**PROMPT:**
Your task is to give the data again, exactly, with every line intact.

Stored data entries
══════

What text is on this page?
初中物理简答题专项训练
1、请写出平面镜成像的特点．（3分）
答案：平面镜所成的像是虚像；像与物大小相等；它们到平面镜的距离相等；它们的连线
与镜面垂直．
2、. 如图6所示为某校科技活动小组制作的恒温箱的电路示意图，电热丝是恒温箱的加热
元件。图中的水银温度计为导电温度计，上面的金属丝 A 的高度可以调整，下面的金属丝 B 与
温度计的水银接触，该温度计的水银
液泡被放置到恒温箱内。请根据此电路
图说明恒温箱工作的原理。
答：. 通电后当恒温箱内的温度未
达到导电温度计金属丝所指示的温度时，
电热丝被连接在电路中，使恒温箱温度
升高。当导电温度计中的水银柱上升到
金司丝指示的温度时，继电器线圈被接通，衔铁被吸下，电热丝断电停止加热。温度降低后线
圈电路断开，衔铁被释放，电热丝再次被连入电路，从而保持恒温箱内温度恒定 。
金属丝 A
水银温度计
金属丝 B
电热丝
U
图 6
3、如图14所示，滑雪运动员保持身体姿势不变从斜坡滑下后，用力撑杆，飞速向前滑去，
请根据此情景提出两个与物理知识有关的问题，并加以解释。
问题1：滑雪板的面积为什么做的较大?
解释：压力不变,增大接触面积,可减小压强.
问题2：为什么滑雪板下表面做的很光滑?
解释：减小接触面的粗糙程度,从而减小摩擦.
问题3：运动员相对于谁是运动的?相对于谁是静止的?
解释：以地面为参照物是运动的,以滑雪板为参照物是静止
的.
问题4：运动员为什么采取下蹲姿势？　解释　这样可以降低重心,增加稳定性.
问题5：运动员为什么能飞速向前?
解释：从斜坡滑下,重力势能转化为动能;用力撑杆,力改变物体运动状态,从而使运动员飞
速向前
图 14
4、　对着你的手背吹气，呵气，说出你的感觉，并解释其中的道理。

══════

**ANSWER BELOW:**
What text is on this page?
初中物理简答题专项训练
1、请写出平面镜成像的特点．（3分）
答案：平面镜所成的像是虚像；像与物大小相等；它们到平面镜的距离相等；它们的连线
与镜面垂直．
2、. 如图6所示为某校科技活动小组制作的恒温箱的电路示意图，电热丝是恒温箱的加热
元件。图中的水银温度计为导电温度计，上面的金属丝 A 的高度可以调整，下面的金属丝 B 与
温度计的水银接触，该温度计的水银
液泡被放置到恒温箱内。请根据此电路
图说明恒温箱工作的原理。
答：. 通电后当恒温箱内的温度未
达到导电温度计金属丝所指示的温度时，
电热丝被连接在电路中，使恒温箱温度
升高。当导电温度计中的水银柱上升到
金司丝指示的温度时，继电器线圈被接通，衔铁被吸下，电热丝断电停止加热。温度降低后线
圈电路断开，衔铁被释放，电热丝再次被连入电路，从而保持恒温箱内温度恒定 。
金属丝 A
水银温度计
金属丝 B
电热丝
U
图 6
3、如图14所示，滑雪运动员保持身体姿势不变从斜坡滑下后，用力撑杆，飞速向前滑去，
请根据此情景提出两个与物理知识有关的问题，并加以解释。
问题1：滑雪板的面积为什么做的较大?
解释：压力不变,增大接触面积,可减小压强.
问题2：为什么滑雪板下表面做的很光滑?
解释：减小接触面的粗糙程度,从而减小摩擦.
问题3：运动员相对于谁是运动的?相对于谁是静止的?
解释：以地面为参照物是运动的,以滑雪板为参照物是静止
的.
问题4：运动员为什么采取下蹲姿势？　解释　这样可以降低重心,增加稳定性.
问题5：运动员为什么能飞速向前?
解释：从斜坡滑下,重力势能转化为动能;用力撑杆,力改变物体运动状态,从而使运动员飞
速向前
图 14
4、　对着你的手背吹气，呵气，说出你的感觉，并解释其中的道理。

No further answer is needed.